>> START Dataset records

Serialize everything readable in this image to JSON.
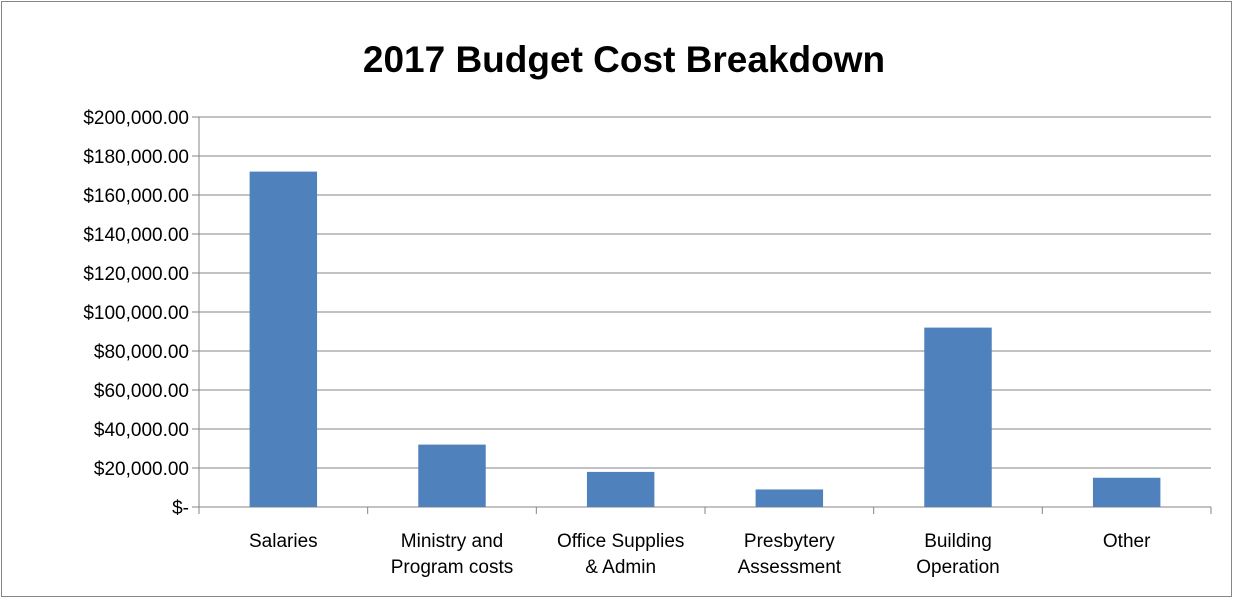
{
  "chart_data": {
    "type": "bar",
    "title": "2017 Budget Cost Breakdown",
    "xlabel": "",
    "ylabel": "",
    "categories": [
      [
        "Salaries"
      ],
      [
        "Ministry and",
        "Program costs"
      ],
      [
        "Office Supplies",
        "& Admin"
      ],
      [
        "Presbytery",
        "Assessment"
      ],
      [
        "Building",
        "Operation"
      ],
      [
        "Other"
      ]
    ],
    "values": [
      172000,
      32000,
      18000,
      9000,
      92000,
      15000
    ],
    "ylim": [
      0,
      200000
    ],
    "ytick_values": [
      0,
      20000,
      40000,
      60000,
      80000,
      100000,
      120000,
      140000,
      160000,
      180000,
      200000
    ],
    "ytick_labels": [
      "$-",
      "$20,000.00",
      "$40,000.00",
      "$60,000.00",
      "$80,000.00",
      "$100,000.00",
      "$120,000.00",
      "$140,000.00",
      "$160,000.00",
      "$180,000.00",
      "$200,000.00"
    ],
    "grid": true,
    "legend": "none",
    "bar_color": "#4f81bd",
    "grid_color": "#868686"
  }
}
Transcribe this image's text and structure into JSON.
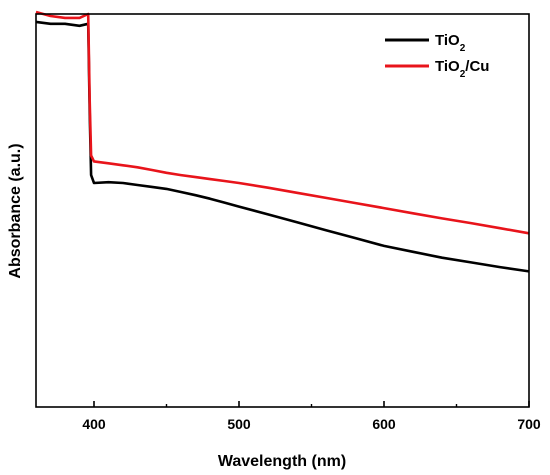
{
  "chart_data": {
    "type": "line",
    "xlabel": "Wavelength (nm)",
    "ylabel": "Absorbance (a.u.)",
    "xlim": [
      360,
      700
    ],
    "ylim": [
      0,
      1.0
    ],
    "x_ticks": [
      400,
      500,
      600,
      700
    ],
    "y_ticks_labeled": false,
    "grid": false,
    "legend_position": "top-right",
    "series": [
      {
        "name": "TiO",
        "subscript": "2",
        "suffix": "",
        "color": "#000000",
        "x": [
          360,
          370,
          380,
          390,
          396,
          397,
          398,
          400,
          410,
          420,
          430,
          440,
          450,
          460,
          470,
          480,
          490,
          500,
          520,
          540,
          560,
          580,
          600,
          620,
          640,
          660,
          680,
          700
        ],
        "y": [
          0.98,
          0.975,
          0.975,
          0.97,
          0.975,
          0.75,
          0.59,
          0.57,
          0.572,
          0.57,
          0.565,
          0.56,
          0.555,
          0.547,
          0.539,
          0.53,
          0.52,
          0.51,
          0.49,
          0.47,
          0.45,
          0.43,
          0.41,
          0.395,
          0.38,
          0.368,
          0.356,
          0.345
        ]
      },
      {
        "name": "TiO",
        "subscript": "2",
        "suffix": "/Cu",
        "color": "#e8141b",
        "x": [
          360,
          370,
          380,
          390,
          396,
          397,
          398,
          400,
          410,
          420,
          430,
          440,
          450,
          460,
          470,
          480,
          490,
          500,
          520,
          540,
          560,
          580,
          600,
          620,
          640,
          660,
          680,
          700
        ],
        "y": [
          1.005,
          0.995,
          0.99,
          0.99,
          1.0,
          0.78,
          0.64,
          0.625,
          0.62,
          0.615,
          0.61,
          0.603,
          0.596,
          0.59,
          0.585,
          0.58,
          0.575,
          0.57,
          0.558,
          0.545,
          0.532,
          0.519,
          0.506,
          0.493,
          0.48,
          0.468,
          0.455,
          0.442
        ]
      }
    ]
  }
}
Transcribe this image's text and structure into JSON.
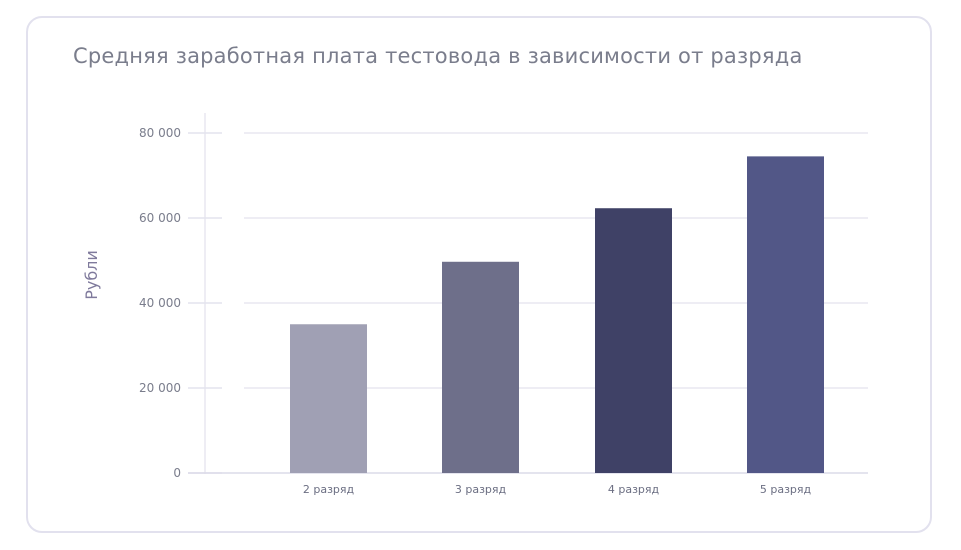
{
  "chart_data": {
    "type": "bar",
    "title": "Средняя заработная плата тестовода в зависимости от разряда",
    "xlabel": "",
    "ylabel": "Рубли",
    "categories": [
      "2 разряд",
      "3 разряд",
      "4 разряд",
      "5 разряд"
    ],
    "values": [
      35000,
      49700,
      62300,
      74500
    ],
    "colors": [
      "#a0a0b4",
      "#6e6f8a",
      "#3f4166",
      "#525787"
    ],
    "ylim": [
      0,
      80000
    ],
    "yticks": [
      0,
      20000,
      40000,
      60000,
      80000
    ],
    "ytick_labels": [
      "0",
      "20 000",
      "40 000",
      "60 000",
      "80 000"
    ],
    "grid": true,
    "legend": "none"
  }
}
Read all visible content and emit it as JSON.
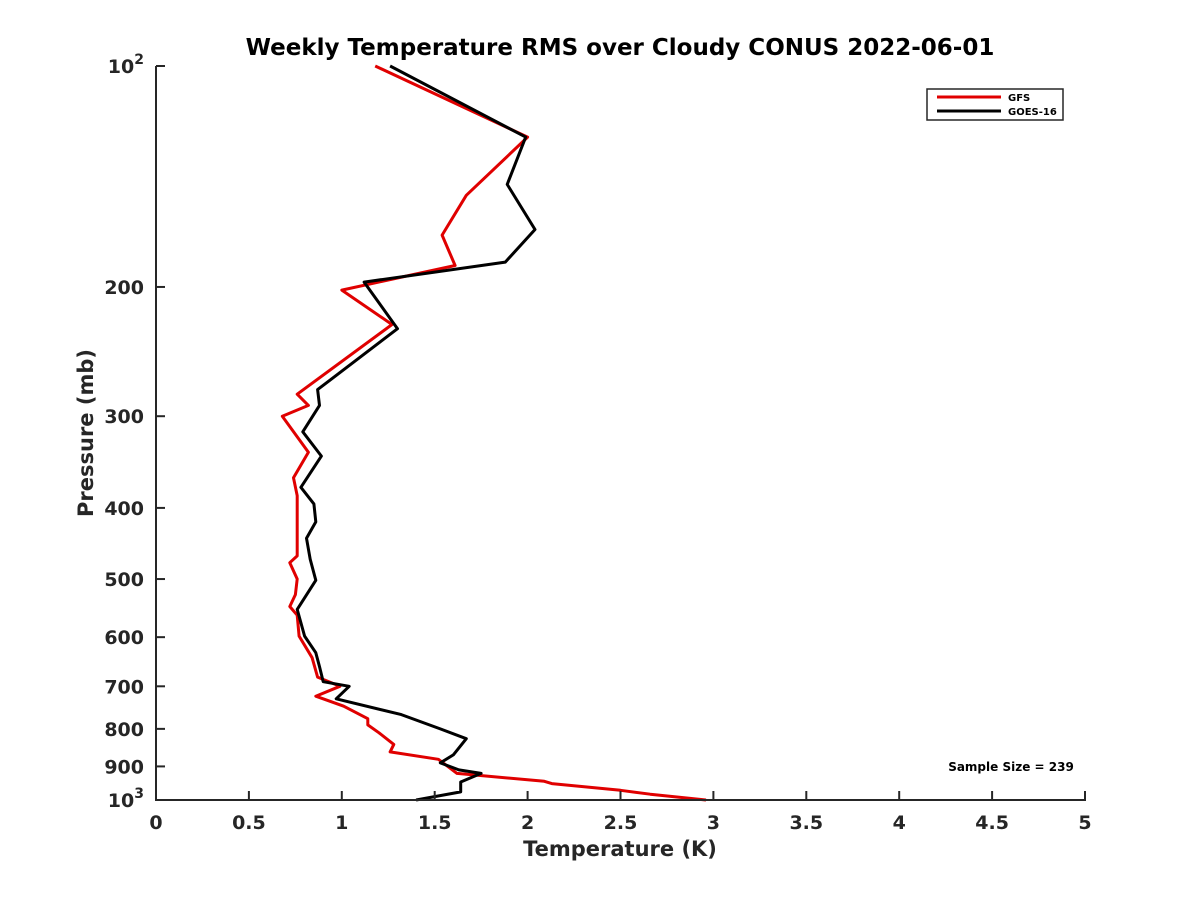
{
  "chart_data": {
    "type": "line",
    "title": "Weekly Temperature RMS over Cloudy CONUS 2022-06-01",
    "xlabel": "Temperature (K)",
    "ylabel": "Pressure (mb)",
    "xlim": [
      0,
      5
    ],
    "ylim": [
      100,
      1000
    ],
    "yscale": "log",
    "y_reversed": true,
    "grid": false,
    "legend_position": "top-right",
    "x_ticks": [
      {
        "value": 0,
        "label": "0"
      },
      {
        "value": 0.5,
        "label": "0.5"
      },
      {
        "value": 1,
        "label": "1"
      },
      {
        "value": 1.5,
        "label": "1.5"
      },
      {
        "value": 2,
        "label": "2"
      },
      {
        "value": 2.5,
        "label": "2.5"
      },
      {
        "value": 3,
        "label": "3"
      },
      {
        "value": 3.5,
        "label": "3.5"
      },
      {
        "value": 4,
        "label": "4"
      },
      {
        "value": 4.5,
        "label": "4.5"
      },
      {
        "value": 5,
        "label": "5"
      }
    ],
    "y_ticks": [
      {
        "value": 100,
        "label": "10",
        "exponent": "2"
      },
      {
        "value": 200,
        "label": "200"
      },
      {
        "value": 300,
        "label": "300"
      },
      {
        "value": 400,
        "label": "400"
      },
      {
        "value": 500,
        "label": "500"
      },
      {
        "value": 600,
        "label": "600"
      },
      {
        "value": 700,
        "label": "700"
      },
      {
        "value": 800,
        "label": "800"
      },
      {
        "value": 900,
        "label": "900"
      },
      {
        "value": 1000,
        "label": "10",
        "exponent": "3"
      }
    ],
    "series": [
      {
        "name": "GFS",
        "color": "#e00000",
        "points": [
          [
            1.18,
            100
          ],
          [
            2.0,
            125
          ],
          [
            1.67,
            150
          ],
          [
            1.54,
            170
          ],
          [
            1.61,
            187
          ],
          [
            1.0,
            202
          ],
          [
            1.27,
            225
          ],
          [
            0.76,
            280
          ],
          [
            0.82,
            290
          ],
          [
            0.68,
            300
          ],
          [
            0.82,
            336
          ],
          [
            0.74,
            364
          ],
          [
            0.76,
            385
          ],
          [
            0.76,
            465
          ],
          [
            0.72,
            475
          ],
          [
            0.76,
            500
          ],
          [
            0.75,
            525
          ],
          [
            0.72,
            545
          ],
          [
            0.76,
            560
          ],
          [
            0.77,
            598
          ],
          [
            0.84,
            640
          ],
          [
            0.87,
            680
          ],
          [
            0.99,
            700
          ],
          [
            0.86,
            722
          ],
          [
            1.01,
            745
          ],
          [
            1.14,
            775
          ],
          [
            1.14,
            790
          ],
          [
            1.2,
            810
          ],
          [
            1.28,
            840
          ],
          [
            1.26,
            860
          ],
          [
            1.52,
            880
          ],
          [
            1.62,
            920
          ],
          [
            2.09,
            943
          ],
          [
            2.13,
            950
          ],
          [
            2.5,
            970
          ],
          [
            2.66,
            982
          ],
          [
            2.96,
            1000
          ]
        ]
      },
      {
        "name": "GOES-16",
        "color": "#000000",
        "points": [
          [
            1.26,
            100
          ],
          [
            1.99,
            125
          ],
          [
            1.89,
            145
          ],
          [
            2.04,
            167
          ],
          [
            1.88,
            185
          ],
          [
            1.12,
            197
          ],
          [
            1.3,
            228
          ],
          [
            0.87,
            276
          ],
          [
            0.88,
            290
          ],
          [
            0.79,
            315
          ],
          [
            0.89,
            340
          ],
          [
            0.78,
            375
          ],
          [
            0.85,
            395
          ],
          [
            0.86,
            418
          ],
          [
            0.81,
            440
          ],
          [
            0.83,
            470
          ],
          [
            0.86,
            502
          ],
          [
            0.76,
            550
          ],
          [
            0.8,
            598
          ],
          [
            0.86,
            630
          ],
          [
            0.88,
            658
          ],
          [
            0.9,
            690
          ],
          [
            1.04,
            700
          ],
          [
            0.97,
            728
          ],
          [
            1.32,
            765
          ],
          [
            1.53,
            800
          ],
          [
            1.67,
            825
          ],
          [
            1.6,
            868
          ],
          [
            1.53,
            890
          ],
          [
            1.63,
            910
          ],
          [
            1.75,
            920
          ],
          [
            1.64,
            945
          ],
          [
            1.64,
            975
          ],
          [
            1.4,
            1000
          ]
        ]
      }
    ],
    "annotation": "Sample Size = 239"
  }
}
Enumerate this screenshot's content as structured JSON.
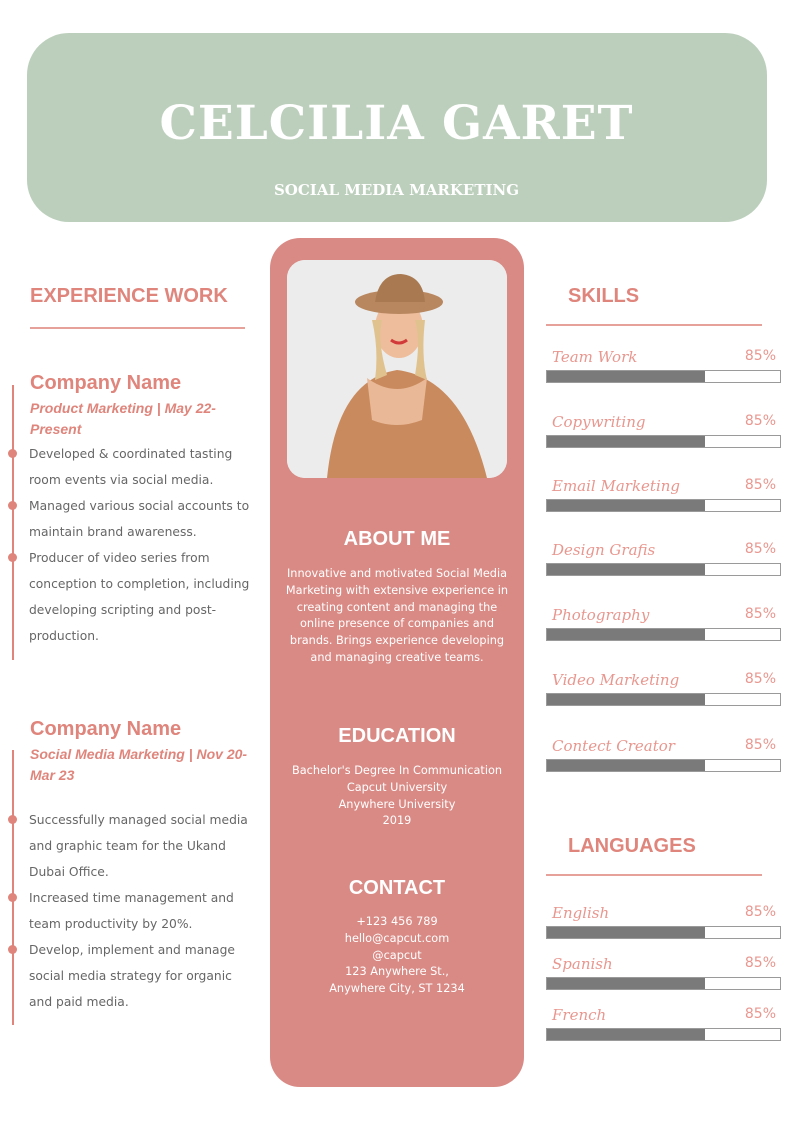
{
  "header": {
    "name": "CELCILIA GARET",
    "title": "SOCIAL MEDIA MARKETING"
  },
  "colors": {
    "header_bg": "#bccfbc",
    "accent": "#df857c",
    "panel": "#d98a85",
    "bar_fill": "#7a7a7a"
  },
  "experience": {
    "heading": "EXPERIENCE WORK",
    "jobs": [
      {
        "company": "Company Name",
        "subtitle": "Product Marketing | May 22-Present",
        "bullets": [
          "Developed & coordinated tasting room events via social media.",
          "Managed various social accounts to maintain brand awareness.",
          "Producer of video series from conception to completion, including developing scripting and post-production."
        ]
      },
      {
        "company": "Company Name",
        "subtitle": "Social Media Marketing | Nov 20-Mar 23",
        "bullets": [
          "Successfully managed social media and graphic team for the Ukand Dubai Office.",
          "Increased time management and team productivity by 20%.",
          "Develop, implement and manage social media strategy for organic and paid media."
        ]
      }
    ]
  },
  "photo": {
    "icon": "profile-photo-woman-in-hat"
  },
  "about": {
    "heading": "ABOUT ME",
    "text": "Innovative and motivated Social Media Marketing with extensive experience in creating content and managing the online presence of companies and brands. Brings experience developing and managing creative teams."
  },
  "education": {
    "heading": "EDUCATION",
    "lines": [
      "Bachelor's Degree In Communication",
      "Capcut University",
      "Anywhere University",
      "2019"
    ]
  },
  "contact": {
    "heading": "CONTACT",
    "lines": [
      "+123  456 789",
      "hello@capcut.com",
      "@capcut",
      "123 Anywhere St.,",
      "Anywhere City, ST 1234"
    ]
  },
  "skills": {
    "heading": "SKILLS",
    "items": [
      {
        "name": "Team Work",
        "percent": "85%",
        "fill": 0.68
      },
      {
        "name": "Copywriting",
        "percent": "85%",
        "fill": 0.68
      },
      {
        "name": "Email Marketing",
        "percent": "85%",
        "fill": 0.68
      },
      {
        "name": "Design Grafis",
        "percent": "85%",
        "fill": 0.68
      },
      {
        "name": "Photography",
        "percent": "85%",
        "fill": 0.68
      },
      {
        "name": "Video Marketing",
        "percent": "85%",
        "fill": 0.68
      },
      {
        "name": "Contect Creator",
        "percent": "85%",
        "fill": 0.68
      }
    ]
  },
  "languages": {
    "heading": "LANGUAGES",
    "items": [
      {
        "name": "English",
        "percent": "85%",
        "fill": 0.68
      },
      {
        "name": "Spanish",
        "percent": "85%",
        "fill": 0.68
      },
      {
        "name": "French",
        "percent": "85%",
        "fill": 0.68
      }
    ]
  }
}
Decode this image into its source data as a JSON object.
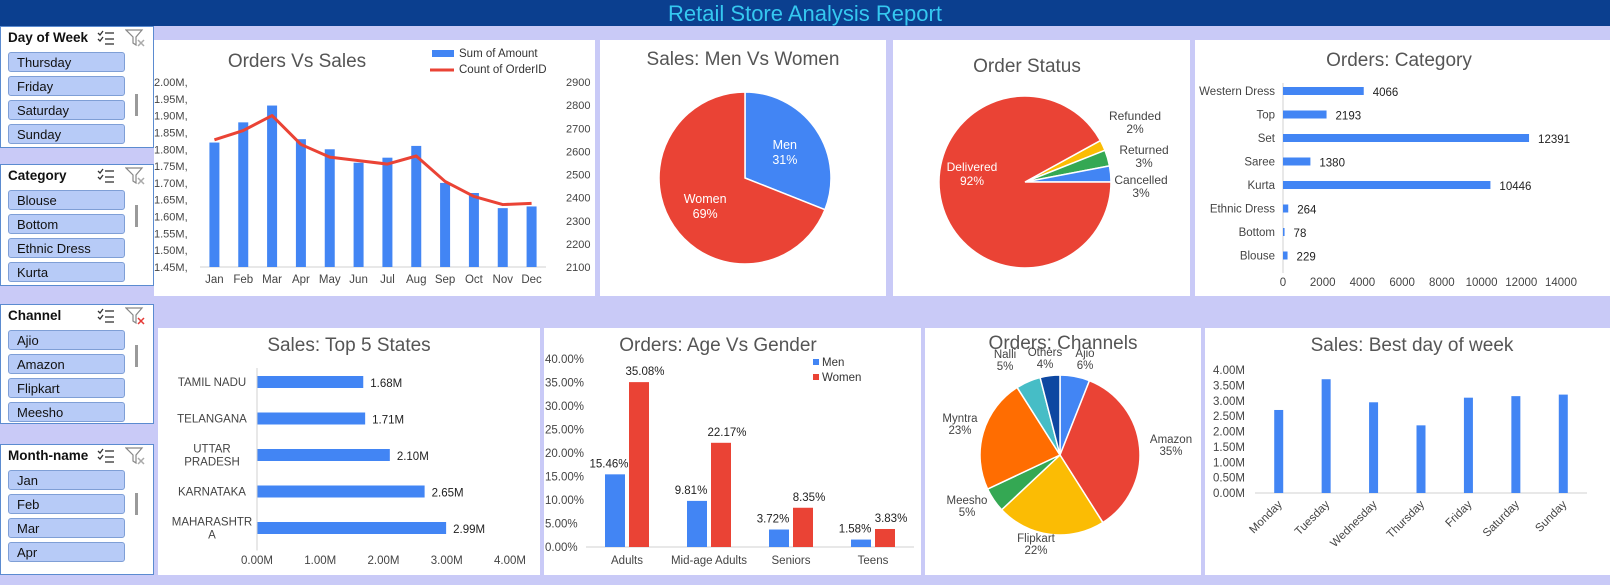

>> END Dataset records

What the exercise asks: Identify the lines in the entries that hold "University" and return each one.

Answer to the task:
      "Capcut University",
      "Anywhere University",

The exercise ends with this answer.